PASSAGE TO READ:
[Beowulf] diskless booting over jumbo frames

Wed Apr 25 08:02:30 PDT 2007

Bogdan Costescu wrote:
> On Tue, 24 Apr 2007, Mark Hahn wrote:
>
>> so the main question is whether jumbo is worth the effort.
>
> I would rephrase it to say: whether jumbo is worth the effort for the 
> root FS. When I used NFSroot, most of the traffic was queries of 
> file/dir existence and file/dir attributes, which are small, so a 
> large maximum packet size would not help. Furthermore, most of the 
> files accessed were small which means that the client could be quite 
> successful in caching them for long times and the actual transfer (if 
> the cache is emptied) would not take too long.
>
I agree that Jumbo Frames would not be a great help with the root file 
system but we hope to get a better performance from other NFS servers.

SET EXERCISE A:
Give the listing from its first line through the line containing "cell-2021-stf-12 xyxy=(1311,648,1335,815)" as a Markdown table with the columns Row and Line, leaving out any blank lines.
The listing has no connection to the jumbo frames thread.

DATASET ROWS:

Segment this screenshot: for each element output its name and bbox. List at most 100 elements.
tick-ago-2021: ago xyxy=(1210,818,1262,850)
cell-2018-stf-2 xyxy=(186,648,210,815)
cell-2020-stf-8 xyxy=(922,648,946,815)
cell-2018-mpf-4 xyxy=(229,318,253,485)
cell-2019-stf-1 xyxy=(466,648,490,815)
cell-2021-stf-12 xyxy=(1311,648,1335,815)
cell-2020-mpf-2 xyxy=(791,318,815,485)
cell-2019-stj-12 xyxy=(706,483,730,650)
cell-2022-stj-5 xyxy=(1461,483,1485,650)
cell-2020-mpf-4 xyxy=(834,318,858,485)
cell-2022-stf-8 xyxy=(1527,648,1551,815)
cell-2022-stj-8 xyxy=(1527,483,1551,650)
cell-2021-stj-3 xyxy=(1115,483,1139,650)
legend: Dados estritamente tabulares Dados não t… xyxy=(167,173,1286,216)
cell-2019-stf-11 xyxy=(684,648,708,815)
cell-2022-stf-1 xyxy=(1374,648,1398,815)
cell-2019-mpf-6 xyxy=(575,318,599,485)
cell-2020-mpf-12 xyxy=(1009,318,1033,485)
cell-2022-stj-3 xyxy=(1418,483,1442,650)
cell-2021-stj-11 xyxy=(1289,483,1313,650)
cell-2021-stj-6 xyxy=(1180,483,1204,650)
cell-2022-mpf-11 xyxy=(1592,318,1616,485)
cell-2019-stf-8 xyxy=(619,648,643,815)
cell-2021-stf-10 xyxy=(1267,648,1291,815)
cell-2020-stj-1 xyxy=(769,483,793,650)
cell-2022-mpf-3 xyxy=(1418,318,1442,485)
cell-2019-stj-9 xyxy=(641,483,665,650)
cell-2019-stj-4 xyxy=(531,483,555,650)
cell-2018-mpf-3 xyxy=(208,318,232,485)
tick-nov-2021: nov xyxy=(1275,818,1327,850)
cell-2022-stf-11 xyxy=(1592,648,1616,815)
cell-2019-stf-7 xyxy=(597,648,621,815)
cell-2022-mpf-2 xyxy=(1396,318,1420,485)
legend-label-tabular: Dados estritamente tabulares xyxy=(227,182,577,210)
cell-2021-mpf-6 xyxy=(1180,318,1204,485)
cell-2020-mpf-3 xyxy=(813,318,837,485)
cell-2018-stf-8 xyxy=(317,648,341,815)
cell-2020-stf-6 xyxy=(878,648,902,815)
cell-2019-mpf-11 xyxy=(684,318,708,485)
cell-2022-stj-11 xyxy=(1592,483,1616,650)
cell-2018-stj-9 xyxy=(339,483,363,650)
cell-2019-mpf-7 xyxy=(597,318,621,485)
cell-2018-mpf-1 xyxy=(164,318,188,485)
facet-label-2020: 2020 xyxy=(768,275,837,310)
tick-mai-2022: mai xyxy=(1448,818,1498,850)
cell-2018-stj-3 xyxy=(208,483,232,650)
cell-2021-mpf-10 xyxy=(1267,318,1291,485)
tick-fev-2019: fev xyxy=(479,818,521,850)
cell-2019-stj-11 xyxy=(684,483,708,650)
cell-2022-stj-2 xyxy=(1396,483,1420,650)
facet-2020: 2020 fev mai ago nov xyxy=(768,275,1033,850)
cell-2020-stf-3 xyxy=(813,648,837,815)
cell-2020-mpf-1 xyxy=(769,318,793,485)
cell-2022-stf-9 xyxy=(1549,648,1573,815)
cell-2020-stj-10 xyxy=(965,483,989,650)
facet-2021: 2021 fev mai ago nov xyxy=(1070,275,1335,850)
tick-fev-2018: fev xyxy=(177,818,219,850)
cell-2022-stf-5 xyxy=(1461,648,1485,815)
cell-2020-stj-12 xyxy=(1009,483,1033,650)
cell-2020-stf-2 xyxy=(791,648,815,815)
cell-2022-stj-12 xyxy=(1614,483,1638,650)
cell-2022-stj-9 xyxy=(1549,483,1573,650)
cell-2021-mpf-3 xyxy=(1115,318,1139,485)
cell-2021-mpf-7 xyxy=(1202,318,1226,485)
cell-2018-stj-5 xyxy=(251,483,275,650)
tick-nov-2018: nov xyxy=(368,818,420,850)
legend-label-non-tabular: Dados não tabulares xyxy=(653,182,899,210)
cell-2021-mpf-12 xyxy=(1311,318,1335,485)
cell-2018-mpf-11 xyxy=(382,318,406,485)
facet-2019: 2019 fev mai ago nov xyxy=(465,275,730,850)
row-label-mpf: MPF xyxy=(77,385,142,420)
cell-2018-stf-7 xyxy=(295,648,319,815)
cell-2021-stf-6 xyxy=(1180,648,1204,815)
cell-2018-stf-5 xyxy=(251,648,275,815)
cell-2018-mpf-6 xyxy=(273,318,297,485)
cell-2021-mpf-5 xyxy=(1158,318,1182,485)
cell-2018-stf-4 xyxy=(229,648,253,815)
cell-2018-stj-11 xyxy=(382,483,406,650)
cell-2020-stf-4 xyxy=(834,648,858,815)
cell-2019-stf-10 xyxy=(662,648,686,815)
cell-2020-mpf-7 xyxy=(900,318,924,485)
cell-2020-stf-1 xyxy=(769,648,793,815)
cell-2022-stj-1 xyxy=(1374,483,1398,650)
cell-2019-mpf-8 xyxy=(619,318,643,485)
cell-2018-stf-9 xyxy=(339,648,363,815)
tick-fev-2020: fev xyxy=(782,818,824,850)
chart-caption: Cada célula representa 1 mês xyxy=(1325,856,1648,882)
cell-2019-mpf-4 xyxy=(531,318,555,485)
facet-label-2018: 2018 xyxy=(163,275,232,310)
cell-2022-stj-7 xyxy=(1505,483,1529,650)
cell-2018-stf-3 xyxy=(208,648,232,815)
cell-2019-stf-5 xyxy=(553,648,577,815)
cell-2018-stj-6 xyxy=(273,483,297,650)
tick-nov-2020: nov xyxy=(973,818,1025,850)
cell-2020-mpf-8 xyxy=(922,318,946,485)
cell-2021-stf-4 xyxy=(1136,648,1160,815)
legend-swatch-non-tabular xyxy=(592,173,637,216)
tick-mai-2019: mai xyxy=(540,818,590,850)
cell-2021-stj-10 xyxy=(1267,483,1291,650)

SET EXERCISE B:
Quote the jumbo frames thread from "[Beowulf] diskless booting" to "worth the effort.".

WRITTEN SOLUTION A:
| Row | Line |
|---|---|
| 1 | Segment this screenshot: for each element output its name and bbox. List at most 100 elements. |
| 2 | tick-ago-2021: ago xyxy=(1210,818,1262,850) |
| 3 | cell-2018-stf-2 xyxy=(186,648,210,815) |
| 4 | cell-2020-stf-8 xyxy=(922,648,946,815) |
| 5 | cell-2018-mpf-4 xyxy=(229,318,253,485) |
| 6 | cell-2019-stf-1 xyxy=(466,648,490,815) |
| 7 | cell-2021-stf-12 xyxy=(1311,648,1335,815) |

WRITTEN SOLUTION B:
[Beowulf] diskless booting over jumbo frames

Wed Apr 25 08:02:30 PDT 2007

Bogdan Costescu wrote:
> On Tue, 24 Apr 2007, Mark Hahn wrote:
>
>> so the main question is whether jumbo is worth the effort.